Stored records
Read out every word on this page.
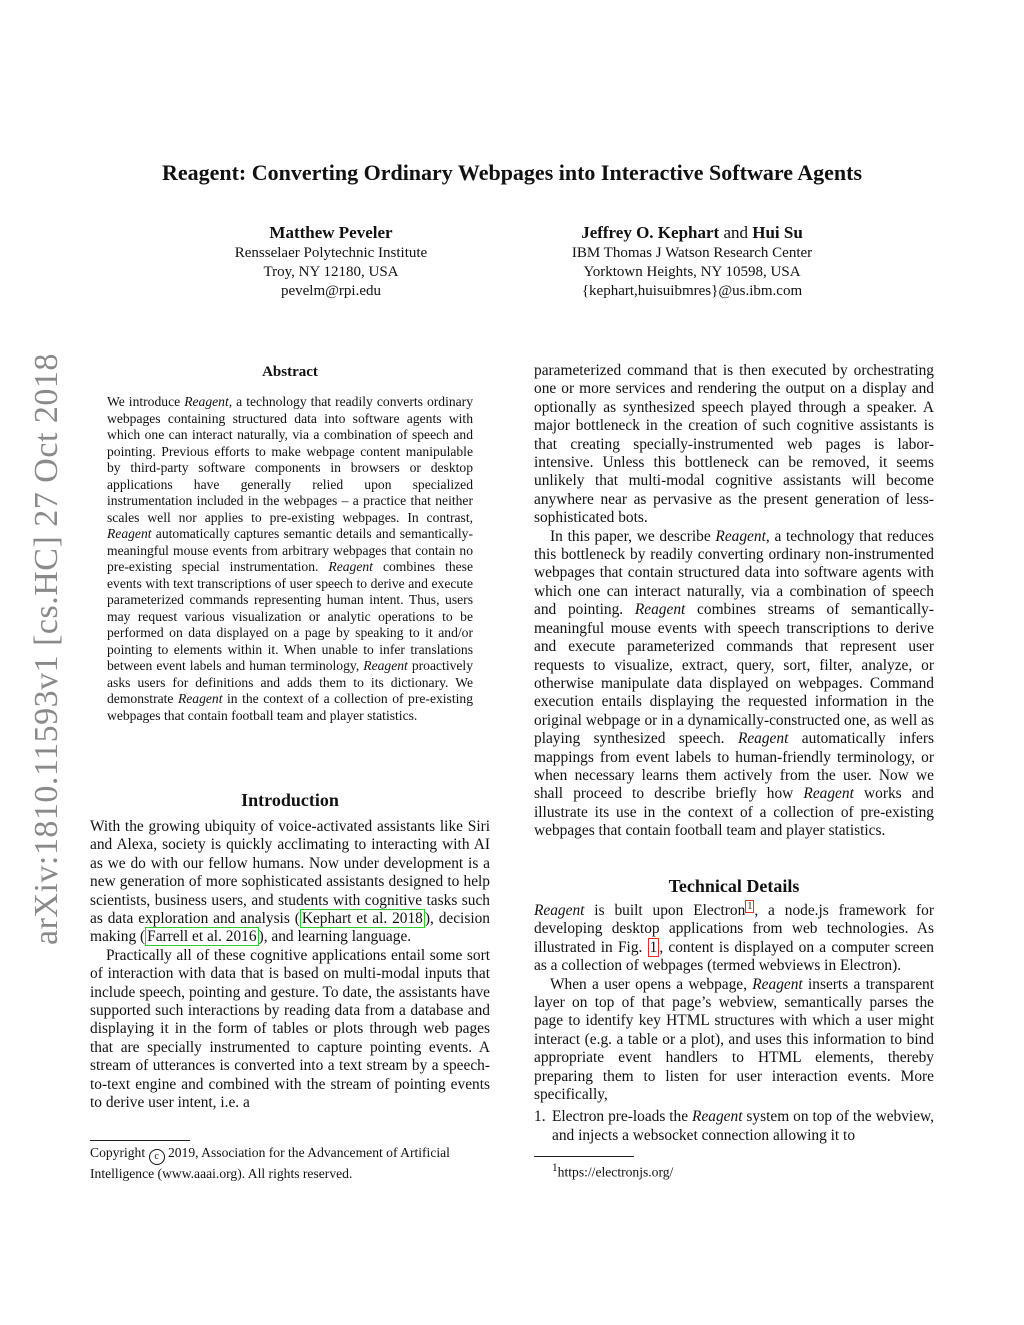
arXiv:1810.11593v1 [cs.HC] 27 Oct 2018
Reagent: Converting Ordinary Webpages into Interactive Software Agents
Matthew Peveler
Rensselaer Polytechnic Institute
Troy, NY 12180, USA
pevelm@rpi.edu
Jeffrey O. Kephart and Hui Su
IBM Thomas J Watson Research Center
Yorktown Heights, NY 10598, USA
{kephart,huisuibmres}@us.ibm.com
Abstract

We introduce Reagent, a technology that readily converts ordinary webpages containing structured data into software agents with which one can interact naturally, via a combination of speech and pointing. Previous efforts to make webpage content manipulable by third-party software components in browsers or desktop applications have generally relied upon specialized instrumentation included in the webpages – a practice that neither scales well nor applies to pre-existing webpages. In contrast, Reagent automatically captures semantic details and semantically-meaningful mouse events from arbitrary webpages that contain no pre-existing special instrumentation. Reagent combines these events with text transcriptions of user speech to derive and execute parameterized commands representing human intent. Thus, users may request various visualization or analytic operations to be performed on data displayed on a page by speaking to it and/or pointing to elements within it. When unable to infer translations between event labels and human terminology, Reagent proactively asks users for definitions and adds them to its dictionary. We demonstrate Reagent in the context of a collection of pre-existing webpages that contain football team and player statistics.

Introduction

With the growing ubiquity of voice-activated assistants like Siri and Alexa, society is quickly acclimating to interacting with AI as we do with our fellow humans. Now under development is a new generation of more sophisticated assistants designed to help scientists, business users, and students with cognitive tasks such as data exploration and analysis ( Kephart et al. 2018 ), decision making ( Farrell et al. 2016 ), and learning language.

Practically all of these cognitive applications entail some sort of interaction with data that is based on multi-modal inputs that include speech, pointing and gesture. To date, the assistants have supported such interactions by reading data from a database and displaying it in the form of tables or plots through web pages that are specially instrumented to capture pointing events. A stream of utterances is converted into a text stream by a speech-to-text engine and combined with the stream of pointing events to derive user intent, i.e. a

Copyright c 2019, Association for the Advancement of Artificial Intelligence (www.aaai.org). All rights reserved.

parameterized command that is then executed by orchestrating one or more services and rendering the output on a display and optionally as synthesized speech played through a speaker. A major bottleneck in the creation of such cognitive assistants is that creating specially-instrumented web pages is labor-intensive. Unless this bottleneck can be removed, it seems unlikely that multi-modal cognitive assistants will become anywhere near as pervasive as the present generation of less-sophisticated bots.

In this paper, we describe Reagent, a technology that reduces this bottleneck by readily converting ordinary non-instrumented webpages that contain structured data into software agents with which one can interact naturally, via a combination of speech and pointing. Reagent combines streams of semantically-meaningful mouse events with speech transcriptions to derive and execute parameterized commands that represent user requests to visualize, extract, query, sort, filter, analyze, or otherwise manipulate data displayed on webpages. Command execution entails displaying the requested information in the original webpage or in a dynamically-constructed one, as well as playing synthesized speech. Reagent automatically infers mappings from event labels to human-friendly terminology, or when necessary learns them actively from the user. Now we shall proceed to describe briefly how Reagent works and illustrate its use in the context of a collection of pre-existing webpages that contain football team and player statistics.

Technical Details

Reagent is built upon Electron $^1$ , a node.js framework for developing desktop applications from web technologies. As illustrated in Fig. 1 , content is displayed on a computer screen as a collection of webpages (termed webviews in Electron).

When a user opens a webpage, Reagent inserts a transparent layer on top of that page’s webview, semantically parses the page to identify key HTML structures with which a user might interact (e.g. a table or a plot), and uses this information to bind appropriate event handlers to HTML elements, thereby preparing them to listen for user interaction events. More specifically,

1. Electron pre-loads the Reagent system on top of the webview, and injects a websocket connection allowing it to
$^1$https://electronjs.org/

• [WHAT YOU NEED TO DO] Write the entries above out again exactly, but not the pictures.

• [ANSWER BELOW]
Read out every word on this page.
arXiv:1810.11593v1 [cs.HC] 27 Oct 2018
Reagent: Converting Ordinary Webpages into Interactive Software Agents
Matthew Peveler
Rensselaer Polytechnic Institute
Troy, NY 12180, USA
pevelm@rpi.edu
Jeffrey O. Kephart and Hui Su
IBM Thomas J Watson Research Center
Yorktown Heights, NY 10598, USA
{kephart,huisuibmres}@us.ibm.com
Abstract

We introduce Reagent, a technology that readily converts ordinary webpages containing structured data into software agents with which one can interact naturally, via a combination of speech and pointing. Previous efforts to make webpage content manipulable by third-party software components in browsers or desktop applications have generally relied upon specialized instrumentation included in the webpages – a practice that neither scales well nor applies to pre-existing webpages. In contrast, Reagent automatically captures semantic details and semantically-meaningful mouse events from arbitrary webpages that contain no pre-existing special instrumentation. Reagent combines these events with text transcriptions of user speech to derive and execute parameterized commands representing human intent. Thus, users may request various visualization or analytic operations to be performed on data displayed on a page by speaking to it and/or pointing to elements within it. When unable to infer translations between event labels and human terminology, Reagent proactively asks users for definitions and adds them to its dictionary. We demonstrate Reagent in the context of a collection of pre-existing webpages that contain football team and player statistics.

Introduction

With the growing ubiquity of voice-activated assistants like Siri and Alexa, society is quickly acclimating to interacting with AI as we do with our fellow humans. Now under development is a new generation of more sophisticated assistants designed to help scientists, business users, and students with cognitive tasks such as data exploration and analysis ( Kephart et al. 2018 ), decision making ( Farrell et al. 2016 ), and learning language.

Practically all of these cognitive applications entail some sort of interaction with data that is based on multi-modal inputs that include speech, pointing and gesture. To date, the assistants have supported such interactions by reading data from a database and displaying it in the form of tables or plots through web pages that are specially instrumented to capture pointing events. A stream of utterances is converted into a text stream by a speech-to-text engine and combined with the stream of pointing events to derive user intent, i.e. a

Copyright c 2019, Association for the Advancement of Artificial Intelligence (www.aaai.org). All rights reserved.

parameterized command that is then executed by orchestrating one or more services and rendering the output on a display and optionally as synthesized speech played through a speaker. A major bottleneck in the creation of such cognitive assistants is that creating specially-instrumented web pages is labor-intensive. Unless this bottleneck can be removed, it seems unlikely that multi-modal cognitive assistants will become anywhere near as pervasive as the present generation of less-sophisticated bots.

In this paper, we describe Reagent, a technology that reduces this bottleneck by readily converting ordinary non-instrumented webpages that contain structured data into software agents with which one can interact naturally, via a combination of speech and pointing. Reagent combines streams of semantically-meaningful mouse events with speech transcriptions to derive and execute parameterized commands that represent user requests to visualize, extract, query, sort, filter, analyze, or otherwise manipulate data displayed on webpages. Command execution entails displaying the requested information in the original webpage or in a dynamically-constructed one, as well as playing synthesized speech. Reagent automatically infers mappings from event labels to human-friendly terminology, or when necessary learns them actively from the user. Now we shall proceed to describe briefly how Reagent works and illustrate its use in the context of a collection of pre-existing webpages that contain football team and player statistics.

Technical Details

Reagent is built upon Electron $^1$ , a node.js framework for developing desktop applications from web technologies. As illustrated in Fig. 1 , content is displayed on a computer screen as a collection of webpages (termed webviews in Electron).

When a user opens a webpage, Reagent inserts a transparent layer on top of that page’s webview, semantically parses the page to identify key HTML structures with which a user might interact (e.g. a table or a plot), and uses this information to bind appropriate event handlers to HTML elements, thereby preparing them to listen for user interaction events. More specifically,

1. Electron pre-loads the Reagent system on top of the webview, and injects a websocket connection allowing it to
$^1$https://electronjs.org/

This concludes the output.